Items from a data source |
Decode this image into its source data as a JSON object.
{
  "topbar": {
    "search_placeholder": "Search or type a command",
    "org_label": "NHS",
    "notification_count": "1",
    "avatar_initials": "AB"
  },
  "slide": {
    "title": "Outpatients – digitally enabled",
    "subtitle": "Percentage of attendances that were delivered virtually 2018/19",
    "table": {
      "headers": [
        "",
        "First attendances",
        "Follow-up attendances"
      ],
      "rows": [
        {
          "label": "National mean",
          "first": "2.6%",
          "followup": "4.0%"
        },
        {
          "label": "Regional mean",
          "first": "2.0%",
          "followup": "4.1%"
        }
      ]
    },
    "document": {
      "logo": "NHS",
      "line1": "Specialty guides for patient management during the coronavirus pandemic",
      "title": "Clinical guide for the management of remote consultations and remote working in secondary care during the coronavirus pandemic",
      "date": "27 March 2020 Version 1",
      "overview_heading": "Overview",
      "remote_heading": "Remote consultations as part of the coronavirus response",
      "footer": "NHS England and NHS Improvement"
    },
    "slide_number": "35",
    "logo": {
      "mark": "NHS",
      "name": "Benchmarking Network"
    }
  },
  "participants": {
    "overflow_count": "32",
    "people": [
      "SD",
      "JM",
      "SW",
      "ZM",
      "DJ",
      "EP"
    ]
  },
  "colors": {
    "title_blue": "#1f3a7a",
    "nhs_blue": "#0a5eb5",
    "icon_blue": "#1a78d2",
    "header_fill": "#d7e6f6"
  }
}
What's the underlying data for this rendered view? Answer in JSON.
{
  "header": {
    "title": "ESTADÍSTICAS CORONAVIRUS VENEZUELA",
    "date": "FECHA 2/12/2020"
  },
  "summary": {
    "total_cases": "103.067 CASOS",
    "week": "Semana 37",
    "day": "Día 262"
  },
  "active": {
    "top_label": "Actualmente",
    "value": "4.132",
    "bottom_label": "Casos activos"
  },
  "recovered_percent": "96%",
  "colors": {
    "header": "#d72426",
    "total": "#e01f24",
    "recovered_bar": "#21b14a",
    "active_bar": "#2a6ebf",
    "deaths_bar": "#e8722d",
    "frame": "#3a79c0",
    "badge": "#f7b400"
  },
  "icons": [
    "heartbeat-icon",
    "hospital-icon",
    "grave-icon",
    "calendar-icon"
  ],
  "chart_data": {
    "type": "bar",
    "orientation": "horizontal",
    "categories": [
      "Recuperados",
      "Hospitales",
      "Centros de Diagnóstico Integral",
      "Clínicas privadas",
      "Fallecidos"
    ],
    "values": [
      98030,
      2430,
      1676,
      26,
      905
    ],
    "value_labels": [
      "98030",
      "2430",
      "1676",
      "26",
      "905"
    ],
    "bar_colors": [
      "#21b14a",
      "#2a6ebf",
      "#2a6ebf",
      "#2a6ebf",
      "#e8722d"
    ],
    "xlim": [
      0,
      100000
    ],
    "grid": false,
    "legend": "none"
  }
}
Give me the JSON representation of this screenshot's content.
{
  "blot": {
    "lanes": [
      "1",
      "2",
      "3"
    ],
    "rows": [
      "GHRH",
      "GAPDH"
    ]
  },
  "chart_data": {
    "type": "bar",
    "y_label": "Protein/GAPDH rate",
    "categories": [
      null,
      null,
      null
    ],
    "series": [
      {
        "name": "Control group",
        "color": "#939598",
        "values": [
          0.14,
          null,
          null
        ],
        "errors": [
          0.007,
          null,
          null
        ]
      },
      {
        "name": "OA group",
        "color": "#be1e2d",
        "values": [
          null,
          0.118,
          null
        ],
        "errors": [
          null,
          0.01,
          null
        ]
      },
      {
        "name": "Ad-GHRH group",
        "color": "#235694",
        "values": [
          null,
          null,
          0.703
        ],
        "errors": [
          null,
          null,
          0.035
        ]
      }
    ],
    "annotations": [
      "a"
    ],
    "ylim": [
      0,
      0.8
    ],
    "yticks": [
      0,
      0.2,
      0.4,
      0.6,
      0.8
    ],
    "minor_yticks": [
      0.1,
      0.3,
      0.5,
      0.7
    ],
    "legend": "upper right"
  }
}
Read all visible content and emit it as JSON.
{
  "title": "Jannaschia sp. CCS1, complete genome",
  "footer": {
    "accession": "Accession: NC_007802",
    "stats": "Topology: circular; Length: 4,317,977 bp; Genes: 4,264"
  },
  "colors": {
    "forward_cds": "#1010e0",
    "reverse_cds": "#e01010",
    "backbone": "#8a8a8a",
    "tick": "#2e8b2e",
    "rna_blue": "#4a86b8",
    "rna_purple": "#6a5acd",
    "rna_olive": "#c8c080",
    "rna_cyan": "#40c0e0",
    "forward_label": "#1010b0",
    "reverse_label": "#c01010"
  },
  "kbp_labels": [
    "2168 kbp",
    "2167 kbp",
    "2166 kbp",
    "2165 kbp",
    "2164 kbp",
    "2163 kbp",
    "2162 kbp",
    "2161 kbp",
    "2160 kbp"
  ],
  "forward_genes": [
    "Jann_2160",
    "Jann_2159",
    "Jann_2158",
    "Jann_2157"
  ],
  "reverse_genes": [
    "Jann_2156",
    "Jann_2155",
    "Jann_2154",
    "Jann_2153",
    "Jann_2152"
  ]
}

Brief | Restate the data above word for word.

Completed task |
Decode this image into its source data as a JSON object.
{
  "topbar": {
    "search_placeholder": "Search or type a command",
    "org_label": "NHS",
    "notification_count": "1",
    "avatar_initials": "AB"
  },
  "slide": {
    "title": "Outpatients – digitally enabled",
    "subtitle": "Percentage of attendances that were delivered virtually 2018/19",
    "table": {
      "headers": [
        "",
        "First attendances",
        "Follow-up attendances"
      ],
      "rows": [
        {
          "label": "National mean",
          "first": "2.6%",
          "followup": "4.0%"
        },
        {
          "label": "Regional mean",
          "first": "2.0%",
          "followup": "4.1%"
        }
      ]
    },
    "document": {
      "logo": "NHS",
      "line1": "Specialty guides for patient management during the coronavirus pandemic",
      "title": "Clinical guide for the management of remote consultations and remote working in secondary care during the coronavirus pandemic",
      "date": "27 March 2020 Version 1",
      "overview_heading": "Overview",
      "remote_heading": "Remote consultations as part of the coronavirus response",
      "footer": "NHS England and NHS Improvement"
    },
    "slide_number": "35",
    "logo": {
      "mark": "NHS",
      "name": "Benchmarking Network"
    }
  },
  "participants": {
    "overflow_count": "32",
    "people": [
      "SD",
      "JM",
      "SW",
      "ZM",
      "DJ",
      "EP"
    ]
  },
  "colors": {
    "title_blue": "#1f3a7a",
    "nhs_blue": "#0a5eb5",
    "icon_blue": "#1a78d2",
    "header_fill": "#d7e6f6"
  }
}
What's the underlying data for this rendered view? Answer in JSON.
{
  "header": {
    "title": "ESTADÍSTICAS CORONAVIRUS VENEZUELA",
    "date": "FECHA 2/12/2020"
  },
  "summary": {
    "total_cases": "103.067 CASOS",
    "week": "Semana 37",
    "day": "Día 262"
  },
  "active": {
    "top_label": "Actualmente",
    "value": "4.132",
    "bottom_label": "Casos activos"
  },
  "recovered_percent": "96%",
  "colors": {
    "header": "#d72426",
    "total": "#e01f24",
    "recovered_bar": "#21b14a",
    "active_bar": "#2a6ebf",
    "deaths_bar": "#e8722d",
    "frame": "#3a79c0",
    "badge": "#f7b400"
  },
  "icons": [
    "heartbeat-icon",
    "hospital-icon",
    "grave-icon",
    "calendar-icon"
  ],
  "chart_data": {
    "type": "bar",
    "orientation": "horizontal",
    "categories": [
      "Recuperados",
      "Hospitales",
      "Centros de Diagnóstico Integral",
      "Clínicas privadas",
      "Fallecidos"
    ],
    "values": [
      98030,
      2430,
      1676,
      26,
      905
    ],
    "value_labels": [
      "98030",
      "2430",
      "1676",
      "26",
      "905"
    ],
    "bar_colors": [
      "#21b14a",
      "#2a6ebf",
      "#2a6ebf",
      "#2a6ebf",
      "#e8722d"
    ],
    "xlim": [
      0,
      100000
    ],
    "grid": false,
    "legend": "none"
  }
}
Give me the JSON representation of this screenshot's content.
{
  "blot": {
    "lanes": [
      "1",
      "2",
      "3"
    ],
    "rows": [
      "GHRH",
      "GAPDH"
    ]
  },
  "chart_data": {
    "type": "bar",
    "y_label": "Protein/GAPDH rate",
    "categories": [
      null,
      null,
      null
    ],
    "series": [
      {
        "name": "Control group",
        "color": "#939598",
        "values": [
          0.14,
          null,
          null
        ],
        "errors": [
          0.007,
          null,
          null
        ]
      },
      {
        "name": "OA group",
        "color": "#be1e2d",
        "values": [
          null,
          0.118,
          null
        ],
        "errors": [
          null,
          0.01,
          null
        ]
      },
      {
        "name": "Ad-GHRH group",
        "color": "#235694",
        "values": [
          null,
          null,
          0.703
        ],
        "errors": [
          null,
          null,
          0.035
        ]
      }
    ],
    "annotations": [
      "a"
    ],
    "ylim": [
      0,
      0.8
    ],
    "yticks": [
      0,
      0.2,
      0.4,
      0.6,
      0.8
    ],
    "minor_yticks": [
      0.1,
      0.3,
      0.5,
      0.7
    ],
    "legend": "upper right"
  }
}
Read all visible content and emit it as JSON.
{
  "title": "Jannaschia sp. CCS1, complete genome",
  "footer": {
    "accession": "Accession: NC_007802",
    "stats": "Topology: circular; Length: 4,317,977 bp; Genes: 4,264"
  },
  "colors": {
    "forward_cds": "#1010e0",
    "reverse_cds": "#e01010",
    "backbone": "#8a8a8a",
    "tick": "#2e8b2e",
    "rna_blue": "#4a86b8",
    "rna_purple": "#6a5acd",
    "rna_olive": "#c8c080",
    "rna_cyan": "#40c0e0",
    "forward_label": "#1010b0",
    "reverse_label": "#c01010"
  },
  "kbp_labels": [
    "2168 kbp",
    "2167 kbp",
    "2166 kbp",
    "2165 kbp",
    "2164 kbp",
    "2163 kbp",
    "2162 kbp",
    "2161 kbp",
    "2160 kbp"
  ],
  "forward_genes": [
    "Jann_2160",
    "Jann_2159",
    "Jann_2158",
    "Jann_2157"
  ],
  "reverse_genes": [
    "Jann_2156",
    "Jann_2155",
    "Jann_2154",
    "Jann_2153",
    "Jann_2152"
  ]
}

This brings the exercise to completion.